- Direction:
Lines that hold the word "class" should be located and copied.

(Collected data)
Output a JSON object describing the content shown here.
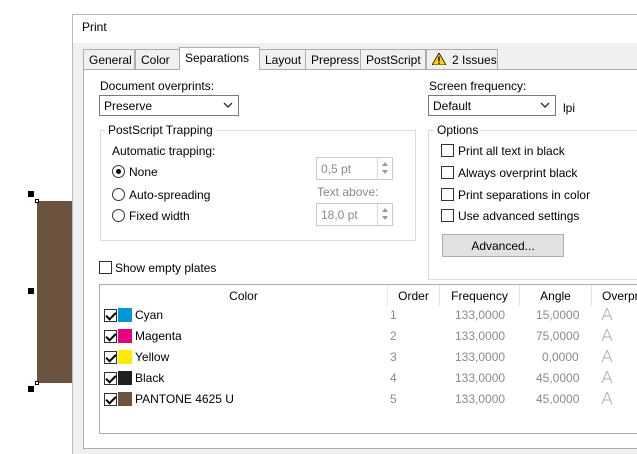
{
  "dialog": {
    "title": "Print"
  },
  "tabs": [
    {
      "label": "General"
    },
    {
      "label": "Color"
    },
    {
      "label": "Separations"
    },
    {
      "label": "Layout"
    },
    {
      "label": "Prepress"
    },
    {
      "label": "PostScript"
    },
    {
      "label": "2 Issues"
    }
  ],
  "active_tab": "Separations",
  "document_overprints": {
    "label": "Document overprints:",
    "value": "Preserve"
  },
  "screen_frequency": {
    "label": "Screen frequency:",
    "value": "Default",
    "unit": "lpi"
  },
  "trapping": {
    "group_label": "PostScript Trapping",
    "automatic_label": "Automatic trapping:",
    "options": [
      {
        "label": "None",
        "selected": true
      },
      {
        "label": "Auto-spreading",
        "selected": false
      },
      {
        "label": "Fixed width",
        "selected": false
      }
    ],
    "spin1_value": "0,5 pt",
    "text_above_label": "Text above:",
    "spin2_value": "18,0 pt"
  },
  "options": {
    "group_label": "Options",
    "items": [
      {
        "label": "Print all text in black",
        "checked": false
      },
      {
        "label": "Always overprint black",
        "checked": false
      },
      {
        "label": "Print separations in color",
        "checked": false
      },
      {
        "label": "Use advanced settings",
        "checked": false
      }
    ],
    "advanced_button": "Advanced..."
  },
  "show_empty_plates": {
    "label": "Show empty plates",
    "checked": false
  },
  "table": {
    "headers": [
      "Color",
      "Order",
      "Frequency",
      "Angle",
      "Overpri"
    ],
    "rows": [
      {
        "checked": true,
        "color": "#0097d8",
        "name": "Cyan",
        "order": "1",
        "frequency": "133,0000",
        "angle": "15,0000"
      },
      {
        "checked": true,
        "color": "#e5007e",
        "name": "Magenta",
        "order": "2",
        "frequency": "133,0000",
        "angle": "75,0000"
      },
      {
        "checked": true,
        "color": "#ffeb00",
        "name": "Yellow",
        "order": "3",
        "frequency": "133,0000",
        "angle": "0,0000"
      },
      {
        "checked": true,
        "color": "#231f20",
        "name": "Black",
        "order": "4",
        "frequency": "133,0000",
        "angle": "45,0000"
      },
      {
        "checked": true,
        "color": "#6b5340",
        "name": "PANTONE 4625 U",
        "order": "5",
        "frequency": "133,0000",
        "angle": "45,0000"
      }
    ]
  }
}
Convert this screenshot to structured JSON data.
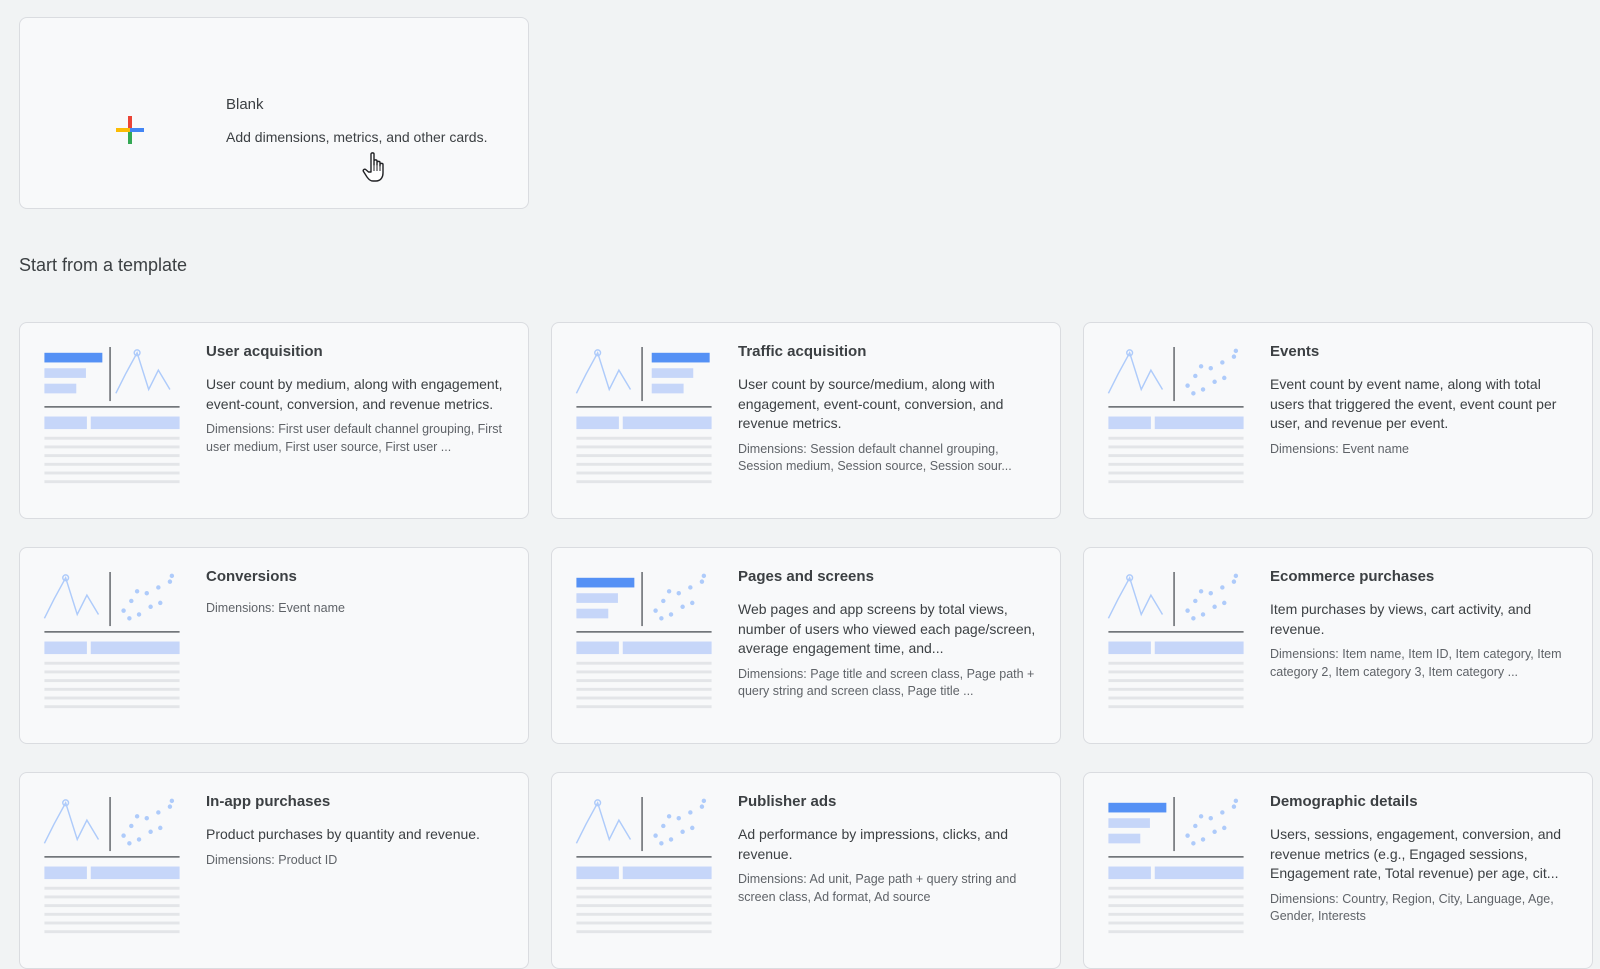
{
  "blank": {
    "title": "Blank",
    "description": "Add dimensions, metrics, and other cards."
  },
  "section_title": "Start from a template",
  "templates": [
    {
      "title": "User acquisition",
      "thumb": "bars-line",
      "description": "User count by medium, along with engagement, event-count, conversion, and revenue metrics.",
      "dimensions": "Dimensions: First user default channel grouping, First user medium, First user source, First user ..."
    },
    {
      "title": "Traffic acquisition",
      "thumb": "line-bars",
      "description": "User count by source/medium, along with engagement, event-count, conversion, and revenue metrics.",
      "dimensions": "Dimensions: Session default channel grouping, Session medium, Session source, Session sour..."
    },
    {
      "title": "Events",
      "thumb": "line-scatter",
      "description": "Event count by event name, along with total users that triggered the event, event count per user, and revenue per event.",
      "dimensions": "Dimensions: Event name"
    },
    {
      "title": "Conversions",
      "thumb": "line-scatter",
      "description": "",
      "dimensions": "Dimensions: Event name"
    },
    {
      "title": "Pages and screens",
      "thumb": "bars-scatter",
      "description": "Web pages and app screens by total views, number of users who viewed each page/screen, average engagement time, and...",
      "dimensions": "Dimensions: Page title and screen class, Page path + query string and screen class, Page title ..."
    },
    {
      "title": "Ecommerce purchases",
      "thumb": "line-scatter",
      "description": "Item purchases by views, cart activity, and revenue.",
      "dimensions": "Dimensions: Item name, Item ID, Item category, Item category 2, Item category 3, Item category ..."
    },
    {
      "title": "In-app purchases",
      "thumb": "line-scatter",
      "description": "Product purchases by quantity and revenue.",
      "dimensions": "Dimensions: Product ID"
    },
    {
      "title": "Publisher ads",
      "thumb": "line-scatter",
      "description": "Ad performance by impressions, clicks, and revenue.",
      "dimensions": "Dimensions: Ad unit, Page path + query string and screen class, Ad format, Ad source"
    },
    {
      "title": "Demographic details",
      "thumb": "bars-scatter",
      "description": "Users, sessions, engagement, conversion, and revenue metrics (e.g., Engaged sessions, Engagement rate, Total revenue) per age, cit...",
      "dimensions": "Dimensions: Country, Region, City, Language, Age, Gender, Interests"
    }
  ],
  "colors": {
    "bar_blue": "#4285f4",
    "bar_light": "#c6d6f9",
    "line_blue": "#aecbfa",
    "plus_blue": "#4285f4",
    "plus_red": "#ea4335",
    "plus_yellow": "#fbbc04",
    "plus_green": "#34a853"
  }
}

==

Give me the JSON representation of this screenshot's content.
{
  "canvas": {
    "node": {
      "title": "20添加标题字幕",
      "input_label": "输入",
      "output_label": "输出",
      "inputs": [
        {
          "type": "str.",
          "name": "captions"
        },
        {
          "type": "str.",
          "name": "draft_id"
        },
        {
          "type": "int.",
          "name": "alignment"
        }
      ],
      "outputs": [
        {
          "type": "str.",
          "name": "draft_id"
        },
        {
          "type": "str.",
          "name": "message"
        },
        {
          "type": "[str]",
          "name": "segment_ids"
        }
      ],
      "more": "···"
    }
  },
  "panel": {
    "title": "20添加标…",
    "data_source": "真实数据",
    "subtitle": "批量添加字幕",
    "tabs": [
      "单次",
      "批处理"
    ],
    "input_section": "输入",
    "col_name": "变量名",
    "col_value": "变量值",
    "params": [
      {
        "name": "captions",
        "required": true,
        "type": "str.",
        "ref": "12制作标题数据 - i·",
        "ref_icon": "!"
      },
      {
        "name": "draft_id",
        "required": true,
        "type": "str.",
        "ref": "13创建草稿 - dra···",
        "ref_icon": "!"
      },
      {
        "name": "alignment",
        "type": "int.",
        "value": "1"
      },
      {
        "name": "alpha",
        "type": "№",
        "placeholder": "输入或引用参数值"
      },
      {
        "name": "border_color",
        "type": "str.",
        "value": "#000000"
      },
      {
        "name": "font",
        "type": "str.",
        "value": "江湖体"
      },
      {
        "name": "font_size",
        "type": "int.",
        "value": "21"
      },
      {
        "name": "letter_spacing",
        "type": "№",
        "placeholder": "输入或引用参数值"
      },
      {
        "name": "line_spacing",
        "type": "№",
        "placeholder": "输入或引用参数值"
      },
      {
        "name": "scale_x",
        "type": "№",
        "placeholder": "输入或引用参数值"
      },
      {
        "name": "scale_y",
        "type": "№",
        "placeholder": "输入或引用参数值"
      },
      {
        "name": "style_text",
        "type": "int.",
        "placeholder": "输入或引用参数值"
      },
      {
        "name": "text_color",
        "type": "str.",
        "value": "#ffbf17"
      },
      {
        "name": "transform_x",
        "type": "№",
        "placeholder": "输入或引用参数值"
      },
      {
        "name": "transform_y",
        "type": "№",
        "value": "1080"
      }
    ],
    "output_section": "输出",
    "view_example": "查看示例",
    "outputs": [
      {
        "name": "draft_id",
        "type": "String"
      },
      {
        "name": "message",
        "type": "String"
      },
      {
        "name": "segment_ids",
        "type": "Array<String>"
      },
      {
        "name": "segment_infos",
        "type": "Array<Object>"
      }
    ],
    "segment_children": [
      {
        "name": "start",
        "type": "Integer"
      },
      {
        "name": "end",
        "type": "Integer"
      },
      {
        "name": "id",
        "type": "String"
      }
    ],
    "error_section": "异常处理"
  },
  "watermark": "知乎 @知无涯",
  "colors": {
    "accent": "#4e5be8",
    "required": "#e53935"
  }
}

* * *

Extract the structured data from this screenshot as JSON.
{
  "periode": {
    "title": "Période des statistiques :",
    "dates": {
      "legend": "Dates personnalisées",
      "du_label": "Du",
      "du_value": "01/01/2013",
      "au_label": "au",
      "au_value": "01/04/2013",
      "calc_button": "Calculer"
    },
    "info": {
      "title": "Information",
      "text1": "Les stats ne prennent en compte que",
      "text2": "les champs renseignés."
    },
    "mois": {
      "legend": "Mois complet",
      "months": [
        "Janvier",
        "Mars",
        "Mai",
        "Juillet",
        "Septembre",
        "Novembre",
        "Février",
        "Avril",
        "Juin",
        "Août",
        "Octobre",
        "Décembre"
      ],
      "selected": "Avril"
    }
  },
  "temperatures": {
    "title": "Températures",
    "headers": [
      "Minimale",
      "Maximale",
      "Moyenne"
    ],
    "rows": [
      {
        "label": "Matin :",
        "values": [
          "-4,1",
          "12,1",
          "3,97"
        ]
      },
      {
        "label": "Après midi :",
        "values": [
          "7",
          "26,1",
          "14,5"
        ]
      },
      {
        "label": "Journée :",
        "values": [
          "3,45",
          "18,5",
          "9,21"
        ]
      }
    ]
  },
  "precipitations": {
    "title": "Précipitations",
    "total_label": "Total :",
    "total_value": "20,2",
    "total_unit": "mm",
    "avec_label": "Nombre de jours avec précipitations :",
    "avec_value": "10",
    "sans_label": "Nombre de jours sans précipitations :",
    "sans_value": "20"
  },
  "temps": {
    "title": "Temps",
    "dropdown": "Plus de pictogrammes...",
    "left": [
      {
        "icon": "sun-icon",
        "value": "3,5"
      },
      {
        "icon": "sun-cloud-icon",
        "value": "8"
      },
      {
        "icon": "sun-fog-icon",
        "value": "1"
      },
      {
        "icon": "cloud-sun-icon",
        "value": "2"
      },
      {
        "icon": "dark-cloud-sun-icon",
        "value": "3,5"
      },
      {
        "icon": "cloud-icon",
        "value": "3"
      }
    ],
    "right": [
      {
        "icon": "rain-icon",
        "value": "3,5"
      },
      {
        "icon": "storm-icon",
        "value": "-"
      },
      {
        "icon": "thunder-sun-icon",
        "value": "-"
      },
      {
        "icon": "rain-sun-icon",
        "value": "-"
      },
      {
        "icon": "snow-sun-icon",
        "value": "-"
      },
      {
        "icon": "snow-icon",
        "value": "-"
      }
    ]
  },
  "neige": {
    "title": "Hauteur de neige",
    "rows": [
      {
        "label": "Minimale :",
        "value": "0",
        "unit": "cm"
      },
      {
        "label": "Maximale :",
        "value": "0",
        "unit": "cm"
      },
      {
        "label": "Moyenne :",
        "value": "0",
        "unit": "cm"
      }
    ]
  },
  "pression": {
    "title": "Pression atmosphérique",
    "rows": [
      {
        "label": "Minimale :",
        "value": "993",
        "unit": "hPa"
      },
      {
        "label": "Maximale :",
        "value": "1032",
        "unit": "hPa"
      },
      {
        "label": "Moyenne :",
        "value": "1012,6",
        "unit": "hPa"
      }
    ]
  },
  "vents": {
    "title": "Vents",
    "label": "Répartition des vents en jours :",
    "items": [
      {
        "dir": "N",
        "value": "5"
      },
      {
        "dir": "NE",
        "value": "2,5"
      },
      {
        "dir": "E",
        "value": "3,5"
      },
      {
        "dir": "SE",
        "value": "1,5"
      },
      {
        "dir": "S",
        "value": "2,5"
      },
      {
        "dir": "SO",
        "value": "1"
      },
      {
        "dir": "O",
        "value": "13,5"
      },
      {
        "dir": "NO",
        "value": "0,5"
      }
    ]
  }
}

- Solution to the problem:
      "dimensions": "Dimensions: Page title and screen class, Page path + query string and screen class, Page title ..."
      "dimensions": "Dimensions: Ad unit, Page path + query string and screen class, Ad format, Ad source"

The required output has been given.